REQUEST: Write out the records below once more, exactly as they stand.

Source data
++++
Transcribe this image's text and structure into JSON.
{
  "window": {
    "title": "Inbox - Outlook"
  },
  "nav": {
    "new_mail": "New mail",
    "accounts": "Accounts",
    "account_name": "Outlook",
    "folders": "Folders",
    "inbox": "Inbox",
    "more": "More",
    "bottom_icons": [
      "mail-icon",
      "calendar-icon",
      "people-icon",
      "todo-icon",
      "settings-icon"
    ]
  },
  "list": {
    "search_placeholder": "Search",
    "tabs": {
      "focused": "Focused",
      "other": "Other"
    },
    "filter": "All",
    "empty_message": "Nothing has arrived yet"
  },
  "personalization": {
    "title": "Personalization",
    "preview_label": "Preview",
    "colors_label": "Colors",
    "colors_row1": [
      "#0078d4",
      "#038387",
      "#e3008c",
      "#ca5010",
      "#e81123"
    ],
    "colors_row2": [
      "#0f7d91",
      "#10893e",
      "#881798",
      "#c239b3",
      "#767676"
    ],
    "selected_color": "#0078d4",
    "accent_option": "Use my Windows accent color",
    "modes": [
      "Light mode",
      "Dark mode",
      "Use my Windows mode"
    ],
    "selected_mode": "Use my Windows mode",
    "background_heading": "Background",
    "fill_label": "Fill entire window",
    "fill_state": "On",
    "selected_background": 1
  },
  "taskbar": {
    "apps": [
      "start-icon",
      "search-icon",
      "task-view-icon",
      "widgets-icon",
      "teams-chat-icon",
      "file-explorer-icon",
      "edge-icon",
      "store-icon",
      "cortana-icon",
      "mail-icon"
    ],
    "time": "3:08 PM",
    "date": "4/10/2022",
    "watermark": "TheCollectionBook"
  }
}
++++
FULL RESPONSE:
Transcribe this image's text and structure into JSON.
{
  "window": {
    "title": "Inbox - Outlook"
  },
  "nav": {
    "new_mail": "New mail",
    "accounts": "Accounts",
    "account_name": "Outlook",
    "folders": "Folders",
    "inbox": "Inbox",
    "more": "More",
    "bottom_icons": [
      "mail-icon",
      "calendar-icon",
      "people-icon",
      "todo-icon",
      "settings-icon"
    ]
  },
  "list": {
    "search_placeholder": "Search",
    "tabs": {
      "focused": "Focused",
      "other": "Other"
    },
    "filter": "All",
    "empty_message": "Nothing has arrived yet"
  },
  "personalization": {
    "title": "Personalization",
    "preview_label": "Preview",
    "colors_label": "Colors",
    "colors_row1": [
      "#0078d4",
      "#038387",
      "#e3008c",
      "#ca5010",
      "#e81123"
    ],
    "colors_row2": [
      "#0f7d91",
      "#10893e",
      "#881798",
      "#c239b3",
      "#767676"
    ],
    "selected_color": "#0078d4",
    "accent_option": "Use my Windows accent color",
    "modes": [
      "Light mode",
      "Dark mode",
      "Use my Windows mode"
    ],
    "selected_mode": "Use my Windows mode",
    "background_heading": "Background",
    "fill_label": "Fill entire window",
    "fill_state": "On",
    "selected_background": 1
  },
  "taskbar": {
    "apps": [
      "start-icon",
      "search-icon",
      "task-view-icon",
      "widgets-icon",
      "teams-chat-icon",
      "file-explorer-icon",
      "edge-icon",
      "store-icon",
      "cortana-icon",
      "mail-icon"
    ],
    "time": "3:08 PM",
    "date": "4/10/2022",
    "watermark": "TheCollectionBook"
  }
}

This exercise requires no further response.